Directions: Pictures do not belong in the copy; restate the records below word for word.

________________

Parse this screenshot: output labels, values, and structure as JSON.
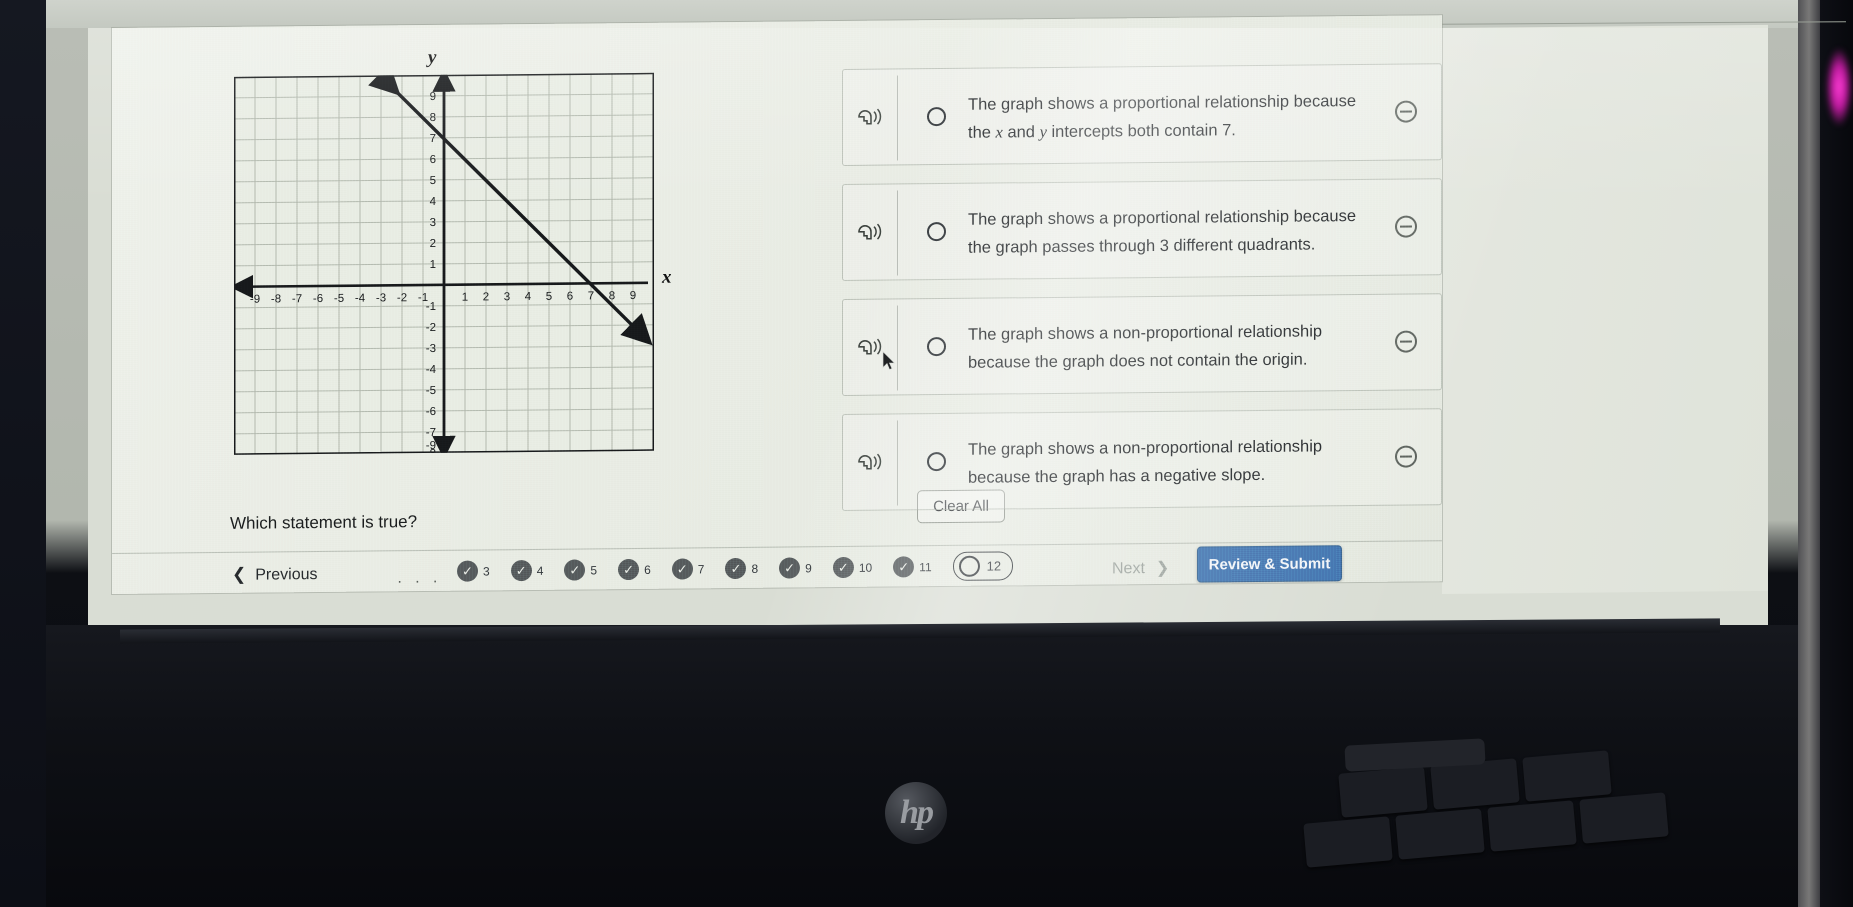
{
  "header": {
    "flag_icon": "flag-icon"
  },
  "graph": {
    "y_axis_label": "y",
    "x_axis_label": "x",
    "x_ticks": [
      "-9",
      "-8",
      "-7",
      "-6",
      "-5",
      "-4",
      "-3",
      "-2",
      "-1",
      "1",
      "2",
      "3",
      "4",
      "5",
      "6",
      "7",
      "8",
      "9"
    ],
    "y_ticks": [
      "9",
      "8",
      "7",
      "6",
      "5",
      "4",
      "3",
      "2",
      "1",
      "-1",
      "-2",
      "-3",
      "-4",
      "-5",
      "-6",
      "-7",
      "-8",
      "-9"
    ]
  },
  "chart_data": {
    "type": "line",
    "title": "",
    "xlabel": "x",
    "ylabel": "y",
    "xlim": [
      -9.5,
      9.5
    ],
    "ylim": [
      -9.5,
      9.5
    ],
    "grid": true,
    "legend": "none",
    "series": [
      {
        "name": "line",
        "equation": "y = -x + 7",
        "slope": -1,
        "y_intercept": 7,
        "x_intercept": 7,
        "arrow_both_ends": true,
        "points": [
          [
            -2.5,
            9.5
          ],
          [
            0,
            7
          ],
          [
            7,
            0
          ],
          [
            9.5,
            -2.5
          ]
        ]
      }
    ],
    "x_tick_labels": [
      "-9",
      "-8",
      "-7",
      "-6",
      "-5",
      "-4",
      "-3",
      "-2",
      "-1",
      "1",
      "2",
      "3",
      "4",
      "5",
      "6",
      "7",
      "8",
      "9"
    ],
    "y_tick_labels": [
      "9",
      "8",
      "7",
      "6",
      "5",
      "4",
      "3",
      "2",
      "1",
      "-1",
      "-2",
      "-3",
      "-4",
      "-5",
      "-6",
      "-7",
      "-8",
      "-9"
    ]
  },
  "question": {
    "prompt": "Which statement is true?",
    "clear_label": "Clear All",
    "options": [
      {
        "id": "a",
        "text_part1": "The graph shows a proportional relationship because the ",
        "italic1": "x",
        "text_part2": " and ",
        "italic2": "y",
        "text_part3": " intercepts both contain 7.",
        "selected": false,
        "eliminated": false
      },
      {
        "id": "b",
        "text_part1": "The graph shows a proportional relationship because the graph passes through 3 different quadrants.",
        "italic1": "",
        "text_part2": "",
        "italic2": "",
        "text_part3": "",
        "selected": false,
        "eliminated": false
      },
      {
        "id": "c",
        "text_part1": "The graph shows a non-proportional relationship because the graph does not contain the origin.",
        "italic1": "",
        "text_part2": "",
        "italic2": "",
        "text_part3": "",
        "selected": false,
        "eliminated": false
      },
      {
        "id": "d",
        "text_part1": "The graph shows a non-proportional relationship because the graph has a negative slope.",
        "italic1": "",
        "text_part2": "",
        "italic2": "",
        "text_part3": "",
        "selected": false,
        "eliminated": false
      }
    ]
  },
  "nav": {
    "previous_label": "Previous",
    "previous_chevron": "❮",
    "ellipsis": "· · ·",
    "next_label": "Next",
    "next_chevron": "❯",
    "review_label": "Review & Submit",
    "pages": [
      {
        "num": "3",
        "state": "answered"
      },
      {
        "num": "4",
        "state": "answered"
      },
      {
        "num": "5",
        "state": "answered"
      },
      {
        "num": "6",
        "state": "answered"
      },
      {
        "num": "7",
        "state": "answered"
      },
      {
        "num": "8",
        "state": "answered"
      },
      {
        "num": "9",
        "state": "answered"
      },
      {
        "num": "10",
        "state": "answered"
      },
      {
        "num": "11",
        "state": "answered"
      },
      {
        "num": "12",
        "state": "current"
      }
    ],
    "check_glyph": "✓"
  },
  "device": {
    "brand": "hp"
  },
  "colors": {
    "accent_button": "#3d6fad",
    "page_bg": "#e9ece4",
    "tick_badge": "#55595b",
    "text": "#1b1e21",
    "muted_text": "#9aa09b"
  }
}
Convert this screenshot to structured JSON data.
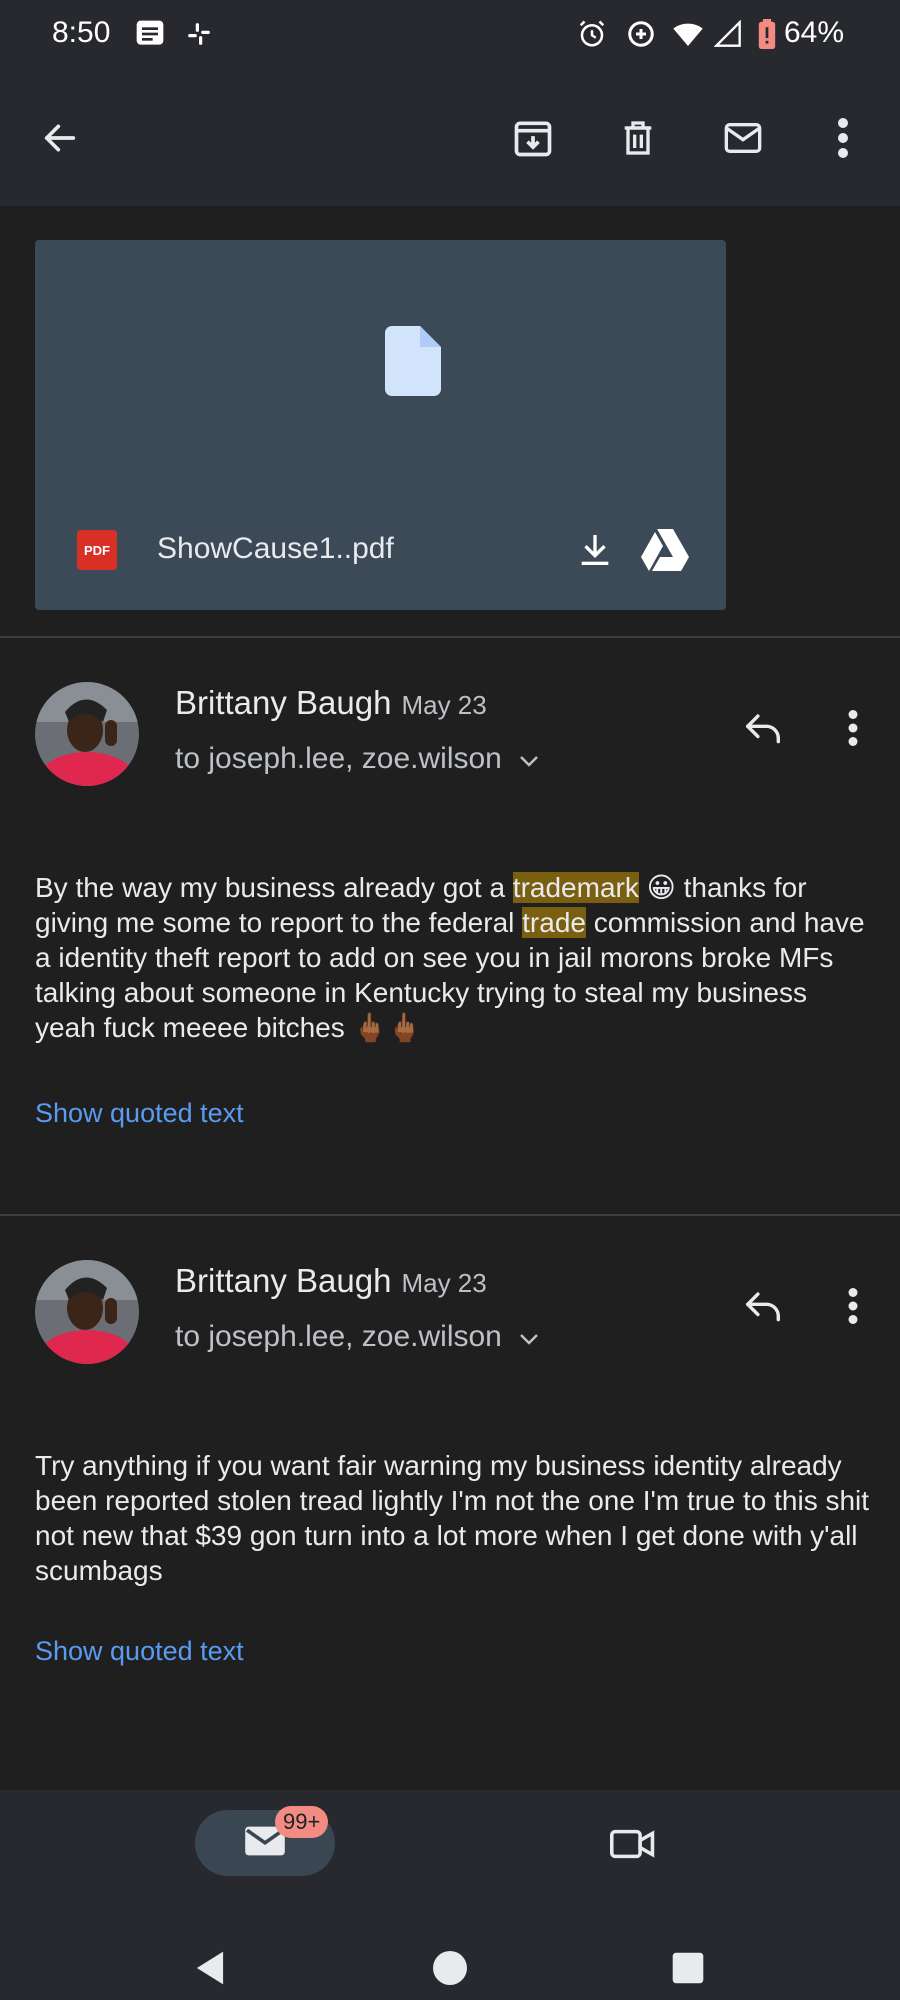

________________

Solution:
Parse this screenshot: output labels, values, and structure as JSON.
{
  "header": {
    "flag_icon": "flag-icon"
  },
  "graph": {
    "y_axis_label": "y",
    "x_axis_label": "x",
    "x_ticks": [
      "-9",
      "-8",
      "-7",
      "-6",
      "-5",
      "-4",
      "-3",
      "-2",
      "-1",
      "1",
      "2",
      "3",
      "4",
      "5",
      "6",
      "7",
      "8",
      "9"
    ],
    "y_ticks": [
      "9",
      "8",
      "7",
      "6",
      "5",
      "4",
      "3",
      "2",
      "1",
      "-1",
      "-2",
      "-3",
      "-4",
      "-5",
      "-6",
      "-7",
      "-8",
      "-9"
    ]
  },
  "chart_data": {
    "type": "line",
    "title": "",
    "xlabel": "x",
    "ylabel": "y",
    "xlim": [
      -9.5,
      9.5
    ],
    "ylim": [
      -9.5,
      9.5
    ],
    "grid": true,
    "legend": "none",
    "series": [
      {
        "name": "line",
        "equation": "y = -x + 7",
        "slope": -1,
        "y_intercept": 7,
        "x_intercept": 7,
        "arrow_both_ends": true,
        "points": [
          [
            -2.5,
            9.5
          ],
          [
            0,
            7
          ],
          [
            7,
            0
          ],
          [
            9.5,
            -2.5
          ]
        ]
      }
    ],
    "x_tick_labels": [
      "-9",
      "-8",
      "-7",
      "-6",
      "-5",
      "-4",
      "-3",
      "-2",
      "-1",
      "1",
      "2",
      "3",
      "4",
      "5",
      "6",
      "7",
      "8",
      "9"
    ],
    "y_tick_labels": [
      "9",
      "8",
      "7",
      "6",
      "5",
      "4",
      "3",
      "2",
      "1",
      "-1",
      "-2",
      "-3",
      "-4",
      "-5",
      "-6",
      "-7",
      "-8",
      "-9"
    ]
  },
  "question": {
    "prompt": "Which statement is true?",
    "clear_label": "Clear All",
    "options": [
      {
        "id": "a",
        "text_part1": "The graph shows a proportional relationship because the ",
        "italic1": "x",
        "text_part2": " and ",
        "italic2": "y",
        "text_part3": " intercepts both contain 7.",
        "selected": false,
        "eliminated": false
      },
      {
        "id": "b",
        "text_part1": "The graph shows a proportional relationship because the graph passes through 3 different quadrants.",
        "italic1": "",
        "text_part2": "",
        "italic2": "",
        "text_part3": "",
        "selected": false,
        "eliminated": false
      },
      {
        "id": "c",
        "text_part1": "The graph shows a non-proportional relationship because the graph does not contain the origin.",
        "italic1": "",
        "text_part2": "",
        "italic2": "",
        "text_part3": "",
        "selected": false,
        "eliminated": false
      },
      {
        "id": "d",
        "text_part1": "The graph shows a non-proportional relationship because the graph has a negative slope.",
        "italic1": "",
        "text_part2": "",
        "italic2": "",
        "text_part3": "",
        "selected": false,
        "eliminated": false
      }
    ]
  },
  "nav": {
    "previous_label": "Previous",
    "previous_chevron": "❮",
    "ellipsis": "· · ·",
    "next_label": "Next",
    "next_chevron": "❯",
    "review_label": "Review & Submit",
    "pages": [
      {
        "num": "3",
        "state": "answered"
      },
      {
        "num": "4",
        "state": "answered"
      },
      {
        "num": "5",
        "state": "answered"
      },
      {
        "num": "6",
        "state": "answered"
      },
      {
        "num": "7",
        "state": "answered"
      },
      {
        "num": "8",
        "state": "answered"
      },
      {
        "num": "9",
        "state": "answered"
      },
      {
        "num": "10",
        "state": "answered"
      },
      {
        "num": "11",
        "state": "answered"
      },
      {
        "num": "12",
        "state": "current"
      }
    ],
    "check_glyph": "✓"
  },
  "device": {
    "brand": "hp"
  },
  "colors": {
    "accent_button": "#3d6fad",
    "page_bg": "#e9ece4",
    "tick_badge": "#55595b",
    "text": "#1b1e21",
    "muted_text": "#9aa09b"
  }
}
Convert this screenshot to structured JSON data.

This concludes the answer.